→ Exercise material:
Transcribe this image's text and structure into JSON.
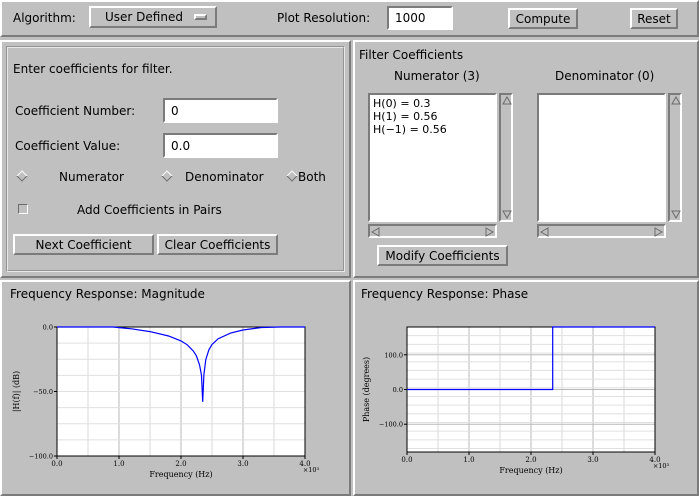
{
  "toolbar": {
    "algorithm_label": "Algorithm:",
    "algorithm_value": "User Defined",
    "resolution_label": "Plot Resolution:",
    "resolution_value": "1000",
    "compute_label": "Compute",
    "reset_label": "Reset"
  },
  "entry": {
    "heading": "Enter coefficients for filter.",
    "coef_number_label": "Coefficient Number:",
    "coef_number_value": "0",
    "coef_value_label": "Coefficient Value:",
    "coef_value_value": "0.0",
    "radio_numerator": "Numerator",
    "radio_denominator": "Denominator",
    "radio_both": "Both",
    "pairs_label": "Add Coefficients in Pairs",
    "next_label": "Next Coefficient",
    "clear_label": "Clear Coefficients"
  },
  "coeffs": {
    "title": "Filter Coefficients",
    "numerator_title": "Numerator (3)",
    "denominator_title": "Denominator (0)",
    "numerator_lines": [
      "H(0) = 0.3",
      "H(1) = 0.56",
      "H(−1) = 0.56"
    ],
    "modify_label": "Modify Coefficients"
  },
  "magnitude": {
    "title": "Frequency Response: Magnitude"
  },
  "phase": {
    "title": "Frequency Response: Phase"
  },
  "chart_data": [
    {
      "type": "line",
      "ylabel": "|H(f)| (dB)",
      "xlabel": "Frequency (Hz)",
      "x_multiplier_label": "×10³",
      "xlim": [
        0,
        4.0
      ],
      "ylim": [
        -100,
        0
      ],
      "xticks": [
        0.0,
        1.0,
        2.0,
        3.0,
        4.0
      ],
      "xtick_labels": [
        "0.0",
        "1.0",
        "2.0",
        "3.0",
        "4.0"
      ],
      "yticks": [
        0,
        -50,
        -100
      ],
      "ytick_labels": [
        "0.0",
        "−50.0",
        "−100.0"
      ],
      "grid": true,
      "line_color": "#0000ff",
      "series": [
        {
          "x": [
            0.0,
            0.3,
            0.6,
            0.9,
            1.2,
            1.5,
            1.8,
            2.0,
            2.1,
            2.2,
            2.25,
            2.3,
            2.33,
            2.35,
            2.37,
            2.4,
            2.45,
            2.5,
            2.6,
            2.8,
            3.0,
            3.3,
            3.6,
            3.9,
            4.0
          ],
          "y": [
            2.5,
            2.4,
            1.6,
            0.3,
            -1.4,
            -3.6,
            -7.0,
            -10.8,
            -13.8,
            -18.7,
            -22.5,
            -29.6,
            -37.5,
            -58.0,
            -37.0,
            -25.3,
            -17.7,
            -13.6,
            -9.1,
            -4.7,
            -2.3,
            -0.4,
            0.6,
            0.9,
            0.9
          ]
        }
      ]
    },
    {
      "type": "line",
      "ylabel": "Phase (degrees)",
      "xlabel": "Frequency (Hz)",
      "x_multiplier_label": "×10³",
      "xlim": [
        0,
        4.0
      ],
      "ylim": [
        -180,
        180
      ],
      "xticks": [
        0.0,
        1.0,
        2.0,
        3.0,
        4.0
      ],
      "xtick_labels": [
        "0.0",
        "1.0",
        "2.0",
        "3.0",
        "4.0"
      ],
      "yticks": [
        100,
        0,
        -100
      ],
      "ytick_labels": [
        "100.0",
        "0.0",
        "−100.0"
      ],
      "grid": true,
      "line_color": "#0000ff",
      "series": [
        {
          "x": [
            0.0,
            2.35,
            2.35,
            4.0
          ],
          "y": [
            0,
            0,
            180,
            180
          ]
        }
      ]
    }
  ]
}
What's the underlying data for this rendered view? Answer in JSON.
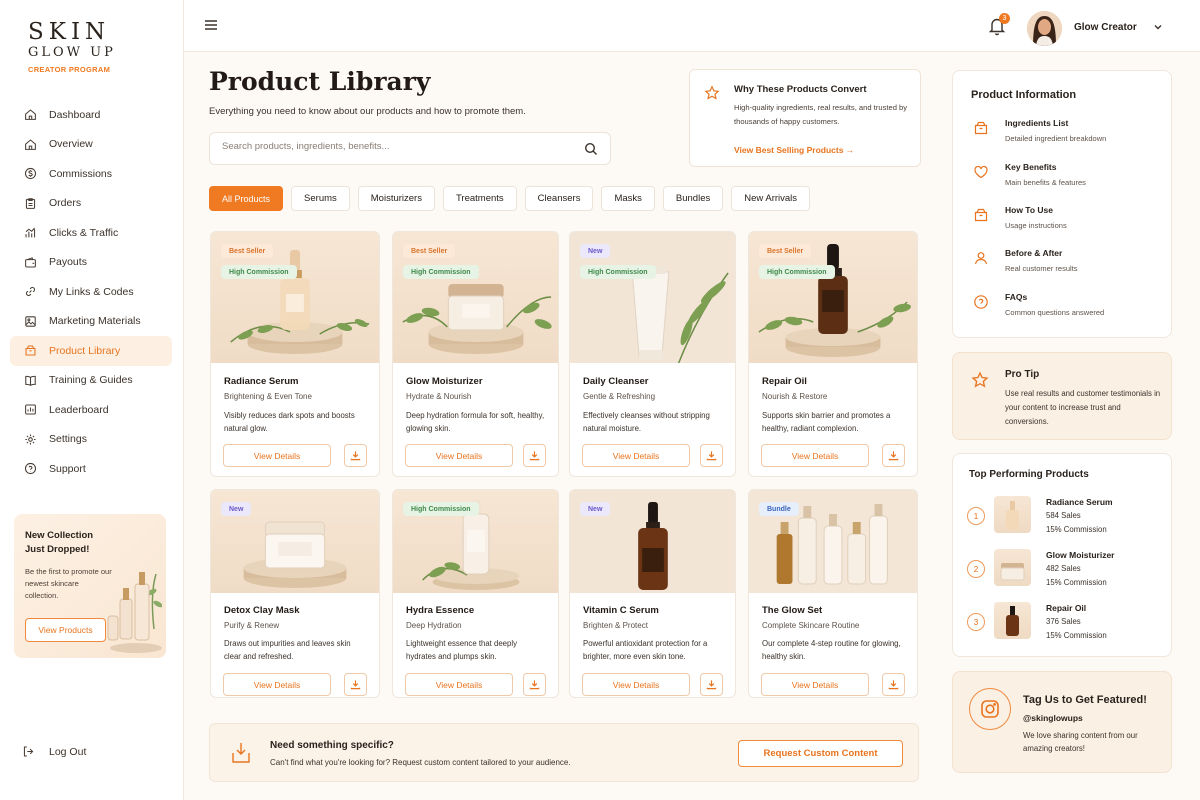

→ Required task: Note how many lines in the material hold the word "Denominator", and give that number with nothing added.

→ Complete output: 2